> ИСХОДНЫЙ ТЕКСТ
Можно предположить, что такой идеал не очень-то мог быть реализован в условиях Дамаска или Багдада. Долго пришлось бы искать достаточное количество розовощеких блондинов со слегка вьющимися волосами. Ведь рекомендации исходно имели в виду другой человеческий материал – жителей Греции и эллинистического мира. Но читатель выносил из этой характеристики главное – так милое сердцу средневекового мусульманина представление о мере, умеренности как идеале. Ведь сказал Пророк: «Лучшее в вещах – середина».

Физиогномика не отвергалась господствующей идеологией. Более того, в Коране были обнаружены слова, которые рассматривались в качестве разрешающих физиогномические занятия: «Поистине, в этом – знамения для присматривающихся к знакам!» (15:75) [167].

Но могла возникнуть и наверняка возникала неудовлетворённость. Притом что физиогномические установки в какой-то степени отражали реальность и даже могли формировать характер человека (если все будут считать, что рыжему присуще нахальство, он-таки и станет нахалом!), они страдали существенным недостатком. В них отсутствует динамика, человек оказывается в свете так понимаемой физиогномики статичным и неизменным. Исключено само изменение человека, его самосовершенствование – та задача, которая ставилась перед каждым человеком, какой бы формы ни был у него нос или рот (см. раздел «Совершенствоваться»).

Критическое отношение к физиогномике сопутствует ей, пожалуй, с момента её возникновения. В «Калиле и Димне», во время суда над Димной, происходит показательный обмен мнениями по поводу физиогномики. Кабан, предводитель царских свиней, ссылаясь на «древних мудрецов», заявил, что и праведников, и коварных злодеев можно отличить по их облику и виду. Он обнаружил во внешности Димны признаки злонравия, лукавства и вероломства, что, казалось бы, подтверждало предъявленное ему обвинение. Не будем забывать, что Димна был шакалом и особой красотой не блистал. Но обвиняемый ответил на слова кабана (который тоже, кстати говоря, не был красавцем) словами, которые, надо думать, выражали мнение о физиогномике многих людей Средневековья. «Что же касается упомянутых тобою признаков, то ни один разумный и справедливый судья не станет руководствоваться подобными нелепостями, ибо для того, чтобы доказать виновность или невиновность, существуют свидетельства и доказательства. И если бы судили по внешности, то награждали бы за красоту и карали за уродство, и ты, – обращается Димна к кабану, – заслужил бы самую жестокую кару. И каждый злодей мог бы оправдываться тем, что невиновен в своём преступлении, ибо имеет от рождения те признаки, о которых ты говорил, и ему на роду написано и предопределено быть преступником. Тогда и меня нельзя судить: коль у меня все признаки вероломного предателя, то куда мне деваться от этих признаков? И если дело обстоит так, как ты говоришь, то никого нельзя карать за проступки, ибо каждый может сослаться на те самые признаки, что сотворены вместе с их обладателем и рождаются с его рождением и от которых нельзя избавиться» [168].

> УСЛОВИЕ ЗАДАЧИ
Напишите продолжение текста о физиогномике, начиная сразу после его последнего предложения.

(Данные разбора макета страницы)

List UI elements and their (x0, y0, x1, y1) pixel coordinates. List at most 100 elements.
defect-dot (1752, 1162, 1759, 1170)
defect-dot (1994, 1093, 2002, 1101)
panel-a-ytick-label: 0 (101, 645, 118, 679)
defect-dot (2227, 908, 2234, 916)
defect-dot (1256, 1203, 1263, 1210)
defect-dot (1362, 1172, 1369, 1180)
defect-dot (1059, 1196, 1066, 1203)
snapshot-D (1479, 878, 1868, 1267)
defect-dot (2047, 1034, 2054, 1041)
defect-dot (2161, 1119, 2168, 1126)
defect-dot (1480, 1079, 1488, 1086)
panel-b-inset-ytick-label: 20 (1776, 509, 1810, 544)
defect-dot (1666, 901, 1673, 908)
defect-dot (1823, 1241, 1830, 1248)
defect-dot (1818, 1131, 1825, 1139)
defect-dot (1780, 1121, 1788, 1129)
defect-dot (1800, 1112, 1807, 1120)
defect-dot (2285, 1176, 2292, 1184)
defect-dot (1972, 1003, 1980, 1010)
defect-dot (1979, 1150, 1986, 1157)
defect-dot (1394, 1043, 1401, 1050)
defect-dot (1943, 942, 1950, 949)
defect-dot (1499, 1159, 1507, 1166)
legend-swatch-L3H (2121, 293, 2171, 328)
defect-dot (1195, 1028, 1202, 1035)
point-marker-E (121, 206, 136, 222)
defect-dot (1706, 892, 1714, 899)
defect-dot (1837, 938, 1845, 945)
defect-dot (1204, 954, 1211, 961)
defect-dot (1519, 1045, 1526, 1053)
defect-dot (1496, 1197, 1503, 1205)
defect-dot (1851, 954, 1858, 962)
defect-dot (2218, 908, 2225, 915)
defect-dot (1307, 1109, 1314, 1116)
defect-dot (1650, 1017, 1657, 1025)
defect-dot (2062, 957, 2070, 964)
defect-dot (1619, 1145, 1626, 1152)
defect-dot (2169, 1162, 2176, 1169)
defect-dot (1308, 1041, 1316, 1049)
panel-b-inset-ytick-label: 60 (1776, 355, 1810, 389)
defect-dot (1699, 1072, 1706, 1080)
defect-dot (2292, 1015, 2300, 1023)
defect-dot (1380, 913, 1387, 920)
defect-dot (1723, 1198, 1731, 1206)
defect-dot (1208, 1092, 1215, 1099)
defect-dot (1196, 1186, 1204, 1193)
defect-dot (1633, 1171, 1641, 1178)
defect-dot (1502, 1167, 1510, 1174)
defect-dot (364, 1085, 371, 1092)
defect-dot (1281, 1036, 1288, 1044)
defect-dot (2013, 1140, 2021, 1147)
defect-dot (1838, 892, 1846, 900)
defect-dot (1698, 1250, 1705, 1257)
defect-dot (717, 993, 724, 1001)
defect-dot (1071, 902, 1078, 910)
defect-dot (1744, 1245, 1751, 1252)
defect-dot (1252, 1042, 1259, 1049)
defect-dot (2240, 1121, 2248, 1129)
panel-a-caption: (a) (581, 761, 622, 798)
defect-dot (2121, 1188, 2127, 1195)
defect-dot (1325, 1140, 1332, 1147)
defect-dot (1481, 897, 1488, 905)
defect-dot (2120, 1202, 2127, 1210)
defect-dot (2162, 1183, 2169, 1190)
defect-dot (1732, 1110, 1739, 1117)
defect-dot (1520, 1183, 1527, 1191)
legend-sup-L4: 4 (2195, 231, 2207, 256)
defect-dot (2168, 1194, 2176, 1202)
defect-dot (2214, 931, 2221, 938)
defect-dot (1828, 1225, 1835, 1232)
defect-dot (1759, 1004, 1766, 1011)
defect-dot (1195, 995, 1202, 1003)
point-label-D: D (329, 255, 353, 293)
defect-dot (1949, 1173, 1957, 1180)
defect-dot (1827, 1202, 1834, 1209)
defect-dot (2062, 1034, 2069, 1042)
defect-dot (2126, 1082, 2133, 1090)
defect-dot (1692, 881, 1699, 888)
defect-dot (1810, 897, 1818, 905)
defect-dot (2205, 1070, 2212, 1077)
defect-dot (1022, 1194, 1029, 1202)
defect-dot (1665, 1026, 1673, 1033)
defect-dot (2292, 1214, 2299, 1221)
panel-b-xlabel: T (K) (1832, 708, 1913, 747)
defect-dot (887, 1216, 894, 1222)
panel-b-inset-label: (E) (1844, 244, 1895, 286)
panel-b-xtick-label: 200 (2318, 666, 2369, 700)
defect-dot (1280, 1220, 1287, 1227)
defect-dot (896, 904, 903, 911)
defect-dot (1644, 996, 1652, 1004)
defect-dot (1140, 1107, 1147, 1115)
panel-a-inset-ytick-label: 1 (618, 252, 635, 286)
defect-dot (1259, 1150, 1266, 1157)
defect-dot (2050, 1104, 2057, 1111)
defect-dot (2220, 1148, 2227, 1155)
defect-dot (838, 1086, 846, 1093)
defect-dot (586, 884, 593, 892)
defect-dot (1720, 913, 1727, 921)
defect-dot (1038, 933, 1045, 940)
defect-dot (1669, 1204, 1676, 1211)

> ИТОГОВЫЙ ОТВЕТ
От фундаментальной физиогномики – к оперативной, или Возникновение прикладного человекознания

В дополнение к описанной – я бы назвал её «фундаментальной» – физиогномике постепенно развивалась, скажем так, «поведенческая» или «оперативная» физиогномика[23]. Политик нуждался в том, чтобы понимать мотивы поступков, намерения человека, смысл его действий в конкретных условиях данной ситуации и в широком контексте текущей политики.

«Материал», с которым работает оперативная физиогномика, – не врождённые признаки конституции, а движения, жесты, эмоциональные реакции, поступки. Возьмём элементарный пример (он приводится в «Проторённом пути, или Политике владык»). Подозрение властителя должен вызывать тот, кто, не владея собой, вдруг начинает бледнеть или краснеть (букв.: «зеленеет или коричневеет» – ведь речь идёт о смуглых и темнокожих)[24], сглатывать слюну, закусывать нижнюю губу, спотыкаться при ходьбе, часто зевать, обильно потеть, мять края одежд, ковырять землю большим пальцем ноги (это, наверное, о босых), говорить сбивчиво, приниматься что-то делать снова и снова, не доводя дело до конца. Такой человек явно совершил что-то предосудительное. Если дело касается наложницы или тех, в чьём ведении находятся еда и питьё властителя, его одежда и постель, сёдла и украшения, то подозревать нужно, что они что-то сделали для отравления своего господина и надо учинить соответствующее дознание. Так, во всяком случае, считает Абд-ар-Рахман Ибн-Наср, автор «Проторённого пути» [169].

 

В «Жемчужине на пути, или Политике владык» североафриканский султан Абу-Хамму рекомендует сыну видеть за движениями тела, мимикой лица самоё сущность человека. Чтобы выяснить, кто любит тебя из приближённых, а кто нет, следи за тем, как они реагируют на касающиеся тебя плохие и хорошие сообщения. Расположенный к тебе человек засияет от радости, услышав добрую новость. Ненавидящий тебя выкажет огорчение.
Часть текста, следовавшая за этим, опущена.